> PROBLEM STATEMENT: Restate the records that follow word for word; no pictures should appear.

--- start GIVEN RECORDS ---

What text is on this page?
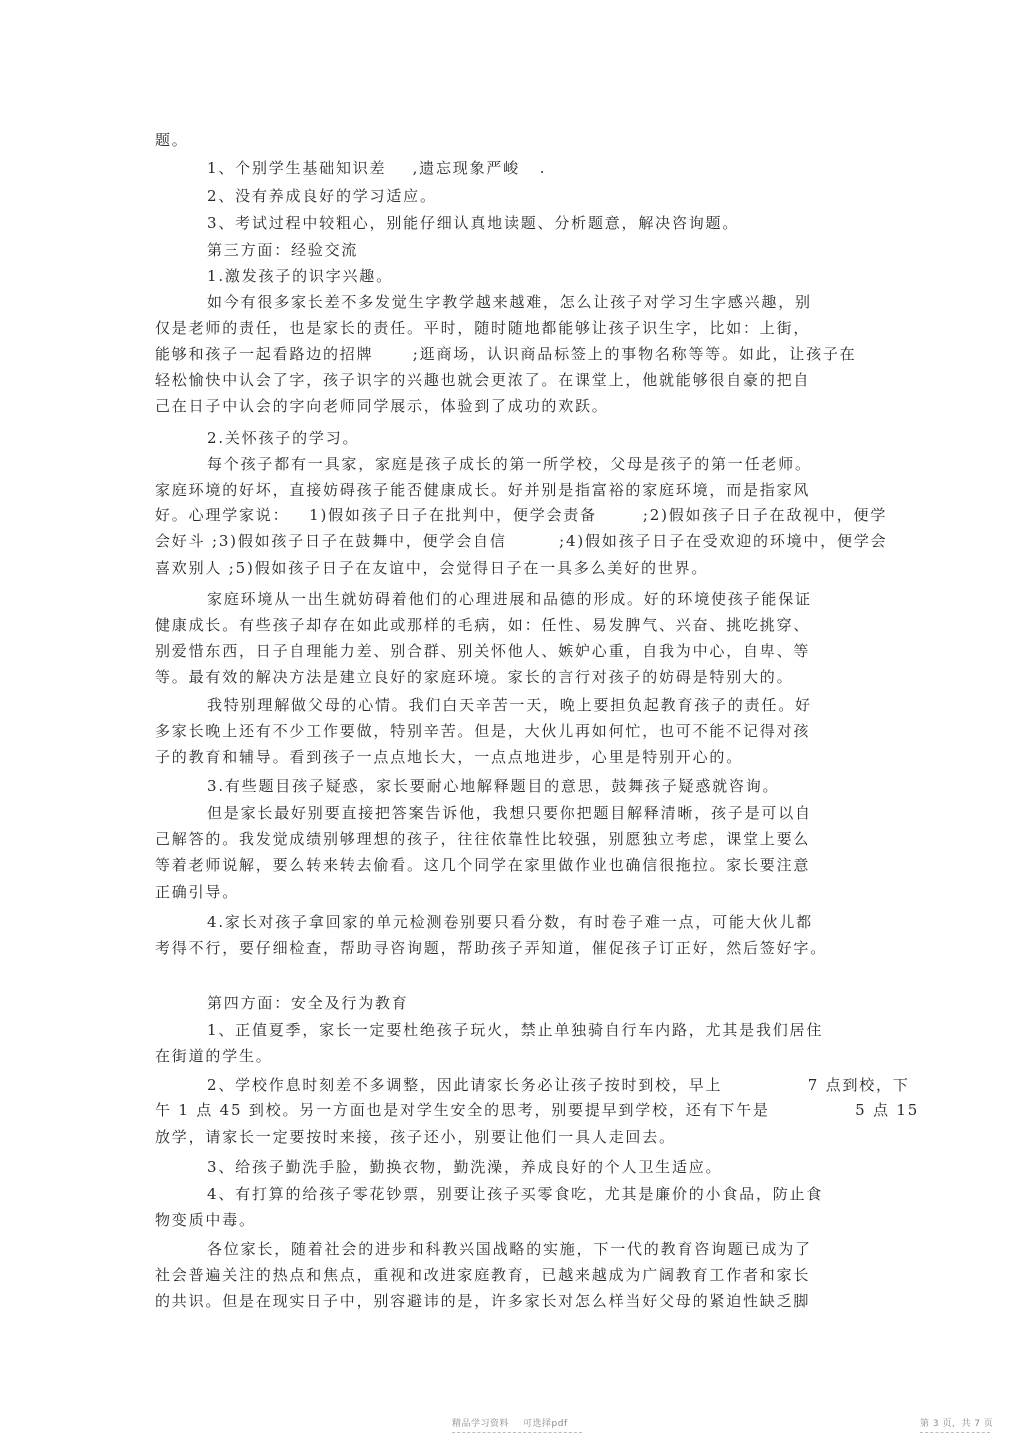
题。

1、个别学生基础知识差    ,遗忘现象严峻   .

2、没有养成良好的学习适应。

3、考试过程中较粗心，别能仔细认真地读题、分析题意，解决咨询题。

第三方面：经验交流

1.激发孩子的识字兴趣。

如今有很多家长差不多发觉生字教学越来越难，怎么让孩子对学习生字感兴趣，别

仅是老师的责任，也是家长的责任。平时，随时随地都能够让孩子识生字，比如：上街，

能够和孩子一起看路边的招牌      ;逛商场，认识商品标签上的事物名称等等。如此，让孩子在

轻松愉快中认会了字，孩子识字的兴趣也就会更浓了。在课堂上，他就能够很自豪的把自

己在日子中认会的字向老师同学展示，体验到了成功的欢跃。

2.关怀孩子的学习。

每个孩子都有一具家，家庭是孩子成长的第一所学校，父母是孩子的第一任老师。

家庭环境的好坏，直接妨碍孩子能否健康成长。好并别是指富裕的家庭环境，而是指家风

好。心理学家说：   1)假如孩子日子在批判中，便学会责备       ;2)假如孩子日子在敌视中，便学

会好斗 ;3)假如孩子日子在鼓舞中，便学会自信        ;4)假如孩子日子在受欢迎的环境中，便学会

喜欢别人 ;5)假如孩子日子在友谊中，会觉得日子在一具多么美好的世界。

家庭环境从一出生就妨碍着他们的心理进展和品德的形成。好的环境使孩子能保证

健康成长。有些孩子却存在如此或那样的毛病，如：任性、易发脾气、兴奋、挑吃挑穿、

别爱惜东西，日子自理能力差、别合群、别关怀他人、嫉妒心重，自我为中心，自卑、等

等。最有效的解决方法是建立良好的家庭环境。家长的言行对孩子的妨碍是特别大的。

我特别理解做父母的心情。我们白天辛苦一天，晚上要担负起教育孩子的责任。好

多家长晚上还有不少工作要做，特别辛苦。但是，大伙儿再如何忙，也可不能不记得对孩

子的教育和辅导。看到孩子一点点地长大，一点点地进步，心里是特别开心的。

3.有些题目孩子疑惑，家长要耐心地解释题目的意思，鼓舞孩子疑惑就咨询。

但是家长最好别要直接把答案告诉他，我想只要你把题目解释清晰，孩子是可以自

己解答的。我发觉成绩别够理想的孩子，往往依靠性比较强，别愿独立考虑，课堂上要么

等着老师说解，要么转来转去偷看。这几个同学在家里做作业也确信很拖拉。家长要注意

正确引导。

4.家长对孩子拿回家的单元检测卷别要只看分数，有时卷子难一点，可能大伙儿都

考得不行，要仔细检查，帮助寻咨询题，帮助孩子弄知道，催促孩子订正好，然后签好字。

第四方面：安全及行为教育

1、正值夏季，家长一定要杜绝孩子玩火，禁止单独骑自行车内路，尤其是我们居住

在街道的学生。

2、学校作息时刻差不多调整，因此请家长务必让孩子按时到校，早上             7 点到校，下

午 1 点 45 到校。另一方面也是对学生安全的思考，别要提早到学校，还有下午是             5 点 15

放学，请家长一定要按时来接，孩子还小，别要让他们一具人走回去。

3、给孩子勤洗手脸，勤换衣物，勤洗澡，养成良好的个人卫生适应。

4、有打算的给孩子零花钞票，别要让孩子买零食吃，尤其是廉价的小食品，防止食

物变质中毒。

各位家长，随着社会的进步和科教兴国战略的实施，下一代的教育咨询题已成为了

社会普遍关注的热点和焦点，重视和改进家庭教育，已越来越成为广阔教育工作者和家长

的共识。但是在现实日子中，别容避讳的是，许多家长对怎么样当好父母的紧迫性缺乏脚

精品学习资料 可选择pdf	第 3 页，共 7 页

--- end GIVEN RECORDS ---

> WORKED ANSWER:
What text is on this page?
题。

1、个别学生基础知识差    ,遗忘现象严峻   .

2、没有养成良好的学习适应。

3、考试过程中较粗心，别能仔细认真地读题、分析题意，解决咨询题。

第三方面：经验交流

1.激发孩子的识字兴趣。

如今有很多家长差不多发觉生字教学越来越难，怎么让孩子对学习生字感兴趣，别

仅是老师的责任，也是家长的责任。平时，随时随地都能够让孩子识生字，比如：上街，

能够和孩子一起看路边的招牌      ;逛商场，认识商品标签上的事物名称等等。如此，让孩子在

轻松愉快中认会了字，孩子识字的兴趣也就会更浓了。在课堂上，他就能够很自豪的把自

己在日子中认会的字向老师同学展示，体验到了成功的欢跃。

2.关怀孩子的学习。

每个孩子都有一具家，家庭是孩子成长的第一所学校，父母是孩子的第一任老师。

家庭环境的好坏，直接妨碍孩子能否健康成长。好并别是指富裕的家庭环境，而是指家风

好。心理学家说：   1)假如孩子日子在批判中，便学会责备       ;2)假如孩子日子在敌视中，便学

会好斗 ;3)假如孩子日子在鼓舞中，便学会自信        ;4)假如孩子日子在受欢迎的环境中，便学会

喜欢别人 ;5)假如孩子日子在友谊中，会觉得日子在一具多么美好的世界。

家庭环境从一出生就妨碍着他们的心理进展和品德的形成。好的环境使孩子能保证

健康成长。有些孩子却存在如此或那样的毛病，如：任性、易发脾气、兴奋、挑吃挑穿、

别爱惜东西，日子自理能力差、别合群、别关怀他人、嫉妒心重，自我为中心，自卑、等

等。最有效的解决方法是建立良好的家庭环境。家长的言行对孩子的妨碍是特别大的。

我特别理解做父母的心情。我们白天辛苦一天，晚上要担负起教育孩子的责任。好

多家长晚上还有不少工作要做，特别辛苦。但是，大伙儿再如何忙，也可不能不记得对孩

子的教育和辅导。看到孩子一点点地长大，一点点地进步，心里是特别开心的。

3.有些题目孩子疑惑，家长要耐心地解释题目的意思，鼓舞孩子疑惑就咨询。

但是家长最好别要直接把答案告诉他，我想只要你把题目解释清晰，孩子是可以自

己解答的。我发觉成绩别够理想的孩子，往往依靠性比较强，别愿独立考虑，课堂上要么

等着老师说解，要么转来转去偷看。这几个同学在家里做作业也确信很拖拉。家长要注意

正确引导。

4.家长对孩子拿回家的单元检测卷别要只看分数，有时卷子难一点，可能大伙儿都

考得不行，要仔细检查，帮助寻咨询题，帮助孩子弄知道，催促孩子订正好，然后签好字。

第四方面：安全及行为教育

1、正值夏季，家长一定要杜绝孩子玩火，禁止单独骑自行车内路，尤其是我们居住

在街道的学生。

2、学校作息时刻差不多调整，因此请家长务必让孩子按时到校，早上             7 点到校，下

午 1 点 45 到校。另一方面也是对学生安全的思考，别要提早到学校，还有下午是             5 点 15

放学，请家长一定要按时来接，孩子还小，别要让他们一具人走回去。

3、给孩子勤洗手脸，勤换衣物，勤洗澡，养成良好的个人卫生适应。

4、有打算的给孩子零花钞票，别要让孩子买零食吃，尤其是廉价的小食品，防止食

物变质中毒。

各位家长，随着社会的进步和科教兴国战略的实施，下一代的教育咨询题已成为了

社会普遍关注的热点和焦点，重视和改进家庭教育，已越来越成为广阔教育工作者和家长

的共识。但是在现实日子中，别容避讳的是，许多家长对怎么样当好父母的紧迫性缺乏脚

精品学习资料 可选择pdf	第 3 页，共 7 页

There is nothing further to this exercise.